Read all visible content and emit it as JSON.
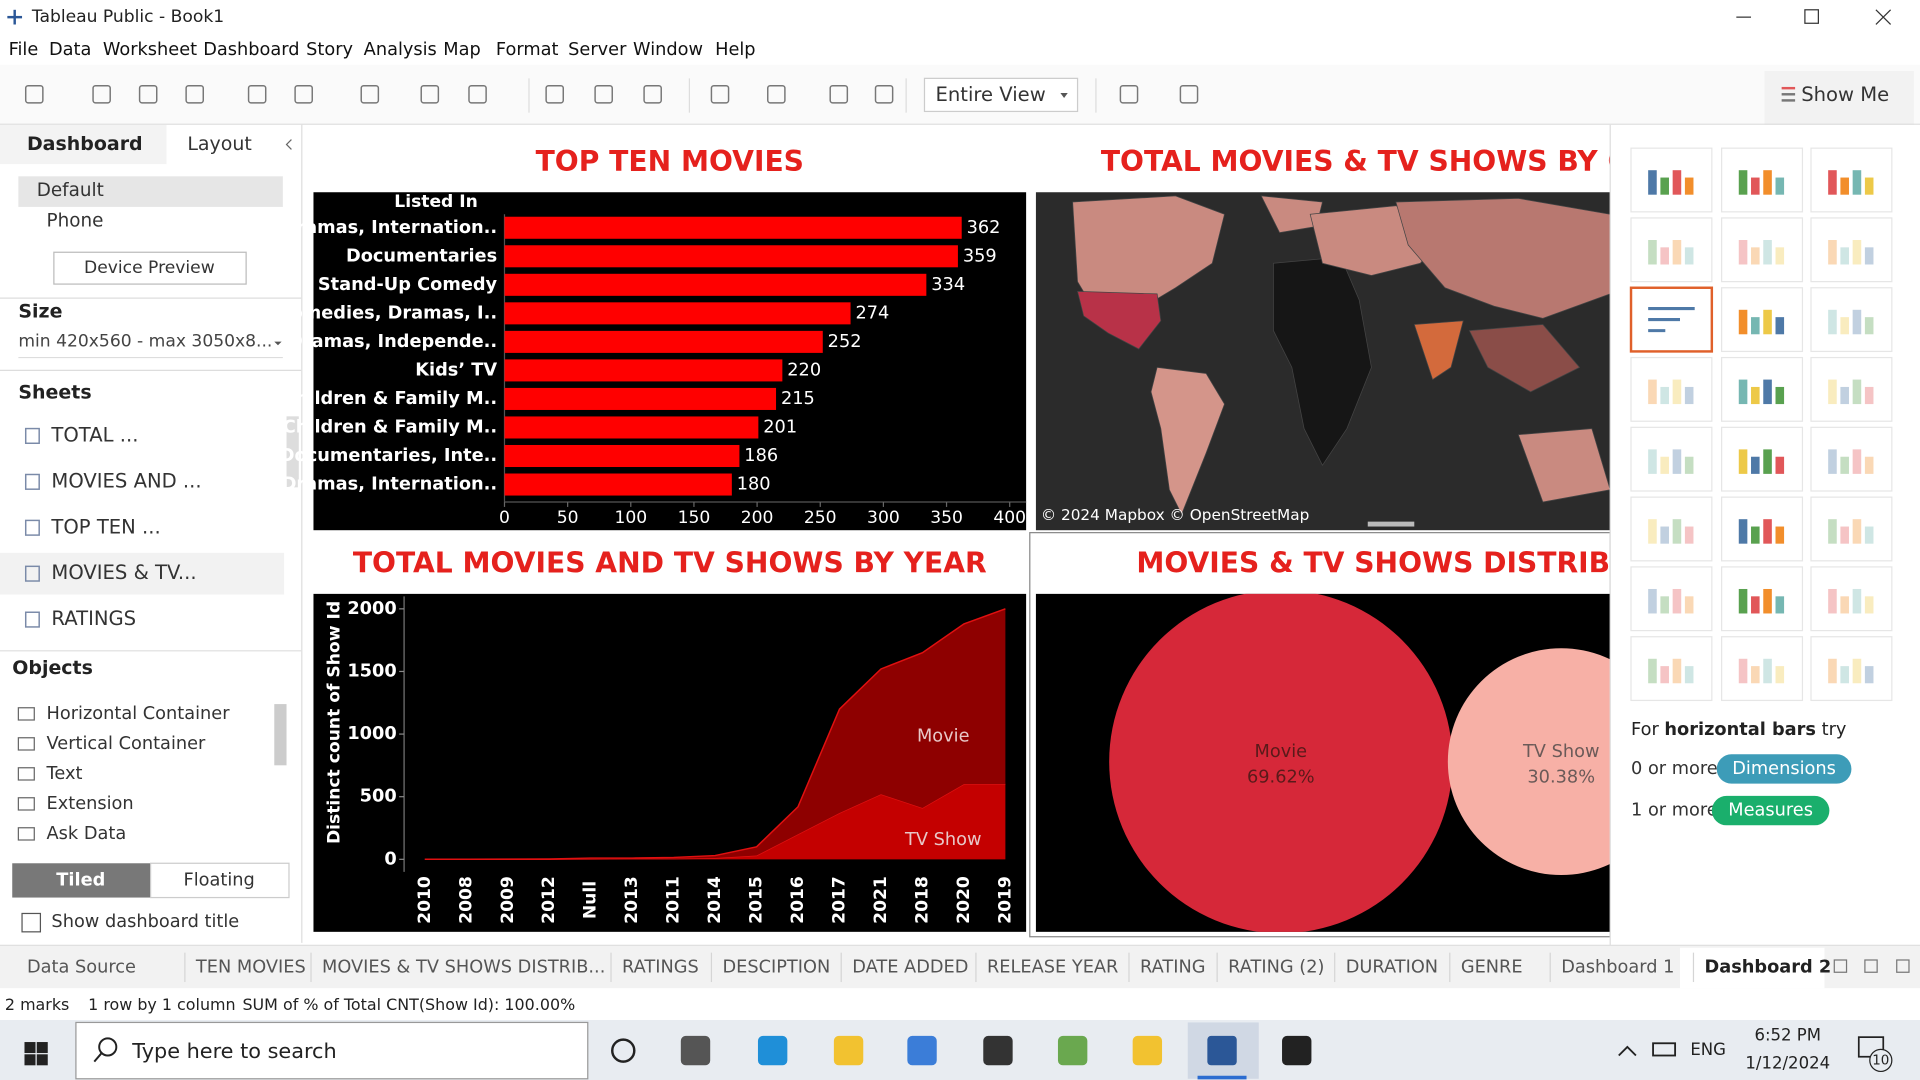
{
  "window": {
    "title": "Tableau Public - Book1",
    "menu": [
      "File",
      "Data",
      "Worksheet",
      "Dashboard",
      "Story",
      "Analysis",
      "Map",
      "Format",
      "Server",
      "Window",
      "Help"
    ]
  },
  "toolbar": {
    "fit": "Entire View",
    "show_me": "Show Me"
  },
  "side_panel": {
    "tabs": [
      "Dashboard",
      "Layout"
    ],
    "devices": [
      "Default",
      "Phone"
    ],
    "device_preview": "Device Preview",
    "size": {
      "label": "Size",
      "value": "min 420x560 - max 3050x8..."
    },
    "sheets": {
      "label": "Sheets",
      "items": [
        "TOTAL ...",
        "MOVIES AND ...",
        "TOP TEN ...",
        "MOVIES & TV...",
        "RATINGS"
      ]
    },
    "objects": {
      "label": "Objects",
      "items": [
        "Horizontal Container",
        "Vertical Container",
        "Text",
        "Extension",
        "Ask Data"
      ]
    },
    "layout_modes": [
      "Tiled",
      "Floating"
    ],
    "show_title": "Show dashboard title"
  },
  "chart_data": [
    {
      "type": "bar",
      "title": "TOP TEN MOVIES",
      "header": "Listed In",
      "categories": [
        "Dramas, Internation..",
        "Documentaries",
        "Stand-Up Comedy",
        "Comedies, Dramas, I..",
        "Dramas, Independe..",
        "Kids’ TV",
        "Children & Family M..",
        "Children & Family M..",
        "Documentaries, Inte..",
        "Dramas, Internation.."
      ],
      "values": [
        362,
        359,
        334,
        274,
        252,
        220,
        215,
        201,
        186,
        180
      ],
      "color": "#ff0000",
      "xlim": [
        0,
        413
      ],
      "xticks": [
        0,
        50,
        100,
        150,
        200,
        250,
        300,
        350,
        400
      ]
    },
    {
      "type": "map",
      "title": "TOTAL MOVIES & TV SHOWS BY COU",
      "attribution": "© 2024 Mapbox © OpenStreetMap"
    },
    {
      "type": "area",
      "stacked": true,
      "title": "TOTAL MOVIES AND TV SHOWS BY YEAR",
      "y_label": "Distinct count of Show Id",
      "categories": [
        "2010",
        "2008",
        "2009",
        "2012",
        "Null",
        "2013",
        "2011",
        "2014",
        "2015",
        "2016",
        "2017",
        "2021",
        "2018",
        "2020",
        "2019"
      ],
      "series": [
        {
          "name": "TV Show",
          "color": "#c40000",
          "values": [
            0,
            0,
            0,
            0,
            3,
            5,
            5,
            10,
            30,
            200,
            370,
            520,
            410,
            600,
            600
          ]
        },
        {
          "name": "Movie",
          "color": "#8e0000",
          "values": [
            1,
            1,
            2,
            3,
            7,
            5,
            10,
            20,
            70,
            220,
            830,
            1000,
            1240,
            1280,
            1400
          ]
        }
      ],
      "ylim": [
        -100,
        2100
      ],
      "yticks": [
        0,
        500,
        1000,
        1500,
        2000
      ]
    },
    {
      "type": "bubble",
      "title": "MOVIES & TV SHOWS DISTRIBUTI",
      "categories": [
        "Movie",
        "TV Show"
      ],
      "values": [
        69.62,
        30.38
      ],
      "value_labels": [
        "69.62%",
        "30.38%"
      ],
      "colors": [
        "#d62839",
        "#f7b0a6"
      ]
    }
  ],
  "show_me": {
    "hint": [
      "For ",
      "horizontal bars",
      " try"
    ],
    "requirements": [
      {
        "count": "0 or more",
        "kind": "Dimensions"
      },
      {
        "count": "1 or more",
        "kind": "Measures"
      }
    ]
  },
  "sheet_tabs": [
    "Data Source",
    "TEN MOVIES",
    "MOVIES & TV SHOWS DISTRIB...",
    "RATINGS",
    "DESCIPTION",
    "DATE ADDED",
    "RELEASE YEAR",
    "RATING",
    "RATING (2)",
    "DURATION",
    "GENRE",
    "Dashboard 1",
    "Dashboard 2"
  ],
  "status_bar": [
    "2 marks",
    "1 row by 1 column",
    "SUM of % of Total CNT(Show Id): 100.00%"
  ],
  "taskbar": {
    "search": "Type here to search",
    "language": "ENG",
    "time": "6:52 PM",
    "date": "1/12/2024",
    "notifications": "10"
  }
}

────────

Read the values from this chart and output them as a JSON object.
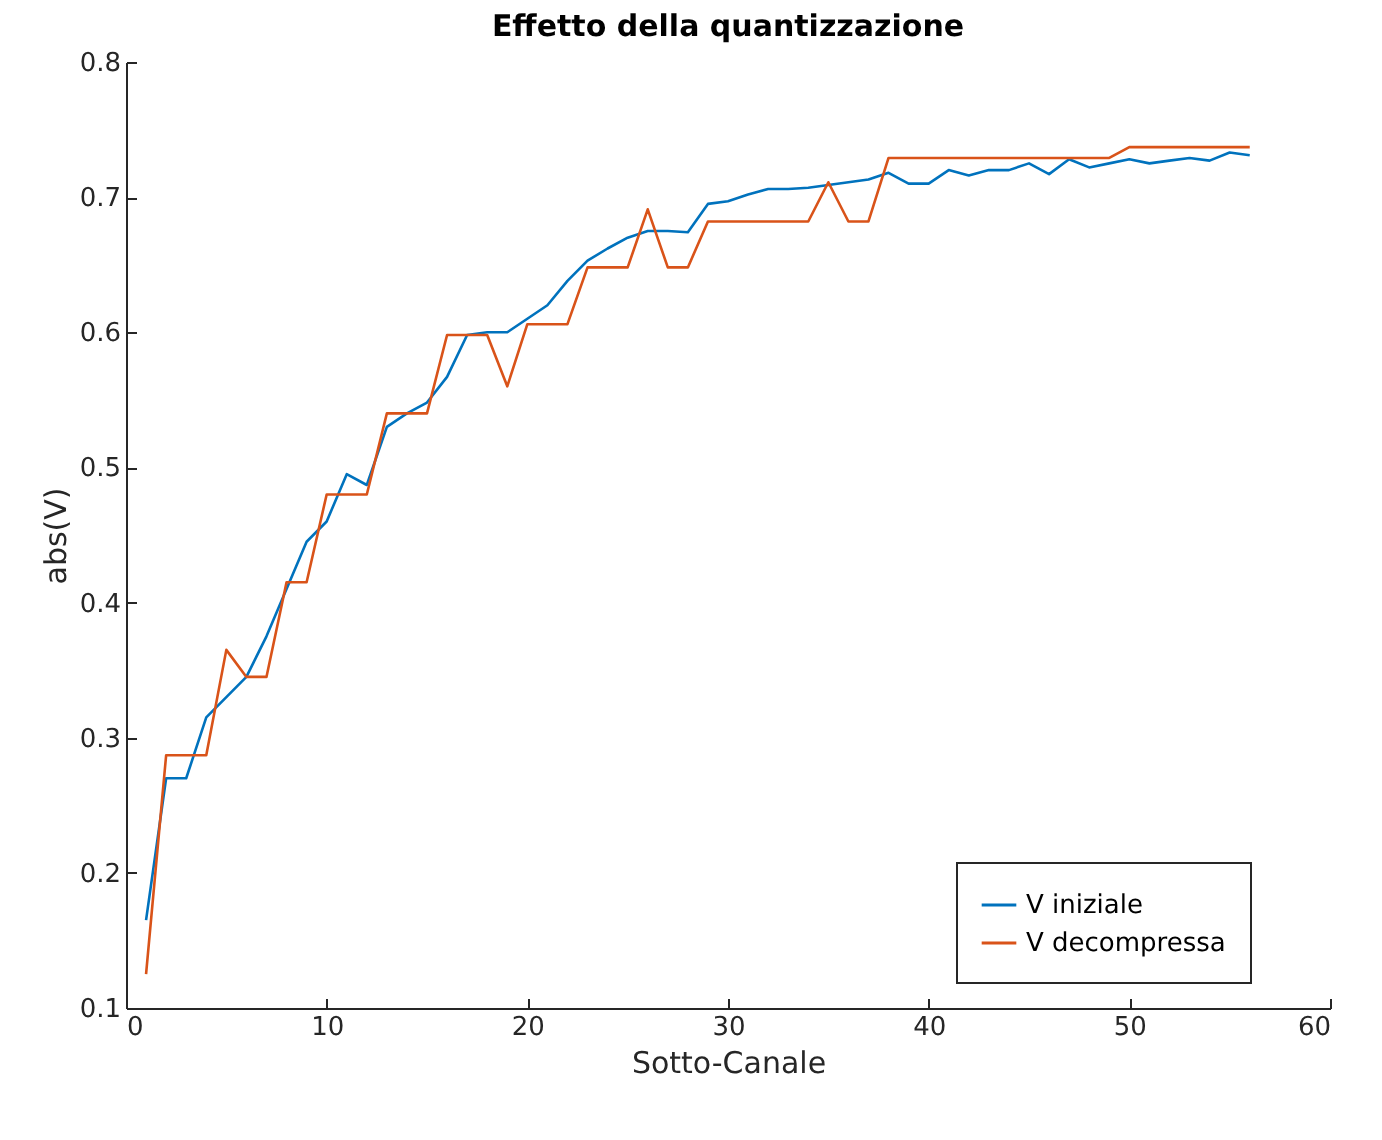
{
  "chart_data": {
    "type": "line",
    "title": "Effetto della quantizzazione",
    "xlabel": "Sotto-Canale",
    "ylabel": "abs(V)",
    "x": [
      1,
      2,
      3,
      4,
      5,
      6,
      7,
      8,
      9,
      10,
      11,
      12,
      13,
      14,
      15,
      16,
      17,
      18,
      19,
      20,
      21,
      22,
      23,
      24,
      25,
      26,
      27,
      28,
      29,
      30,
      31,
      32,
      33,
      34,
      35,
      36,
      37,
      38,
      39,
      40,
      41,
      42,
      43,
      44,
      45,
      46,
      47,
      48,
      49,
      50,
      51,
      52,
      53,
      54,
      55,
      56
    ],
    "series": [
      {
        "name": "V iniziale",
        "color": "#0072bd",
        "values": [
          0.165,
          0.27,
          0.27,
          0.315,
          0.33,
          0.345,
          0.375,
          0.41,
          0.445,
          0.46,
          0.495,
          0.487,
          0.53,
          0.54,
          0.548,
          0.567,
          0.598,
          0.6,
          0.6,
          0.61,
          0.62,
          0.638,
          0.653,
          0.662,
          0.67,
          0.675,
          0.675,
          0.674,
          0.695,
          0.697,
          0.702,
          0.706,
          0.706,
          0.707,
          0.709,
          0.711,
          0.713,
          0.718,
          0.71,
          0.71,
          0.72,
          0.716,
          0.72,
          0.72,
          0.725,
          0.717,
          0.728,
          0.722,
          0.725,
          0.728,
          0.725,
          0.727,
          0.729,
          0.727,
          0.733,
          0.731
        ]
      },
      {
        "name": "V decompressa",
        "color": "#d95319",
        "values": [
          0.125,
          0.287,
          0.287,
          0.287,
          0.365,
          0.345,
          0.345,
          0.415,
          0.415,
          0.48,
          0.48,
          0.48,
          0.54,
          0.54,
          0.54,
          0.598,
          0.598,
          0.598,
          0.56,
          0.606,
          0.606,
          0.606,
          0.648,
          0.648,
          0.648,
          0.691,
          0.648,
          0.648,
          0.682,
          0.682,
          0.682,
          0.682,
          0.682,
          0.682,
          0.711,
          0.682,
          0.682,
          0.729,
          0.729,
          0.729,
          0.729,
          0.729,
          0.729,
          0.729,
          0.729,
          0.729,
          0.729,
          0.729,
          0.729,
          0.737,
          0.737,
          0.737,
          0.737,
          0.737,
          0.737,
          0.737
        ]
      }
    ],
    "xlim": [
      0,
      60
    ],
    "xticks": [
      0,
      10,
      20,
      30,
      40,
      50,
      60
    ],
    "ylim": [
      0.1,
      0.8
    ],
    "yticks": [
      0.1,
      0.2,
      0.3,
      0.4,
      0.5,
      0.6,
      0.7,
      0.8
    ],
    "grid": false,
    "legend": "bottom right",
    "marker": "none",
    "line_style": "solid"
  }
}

────────

» OBJECTIVE
State the count of lines holding the string "MOVIES" in the listing above, and nothing else.

» TASK RESULT
8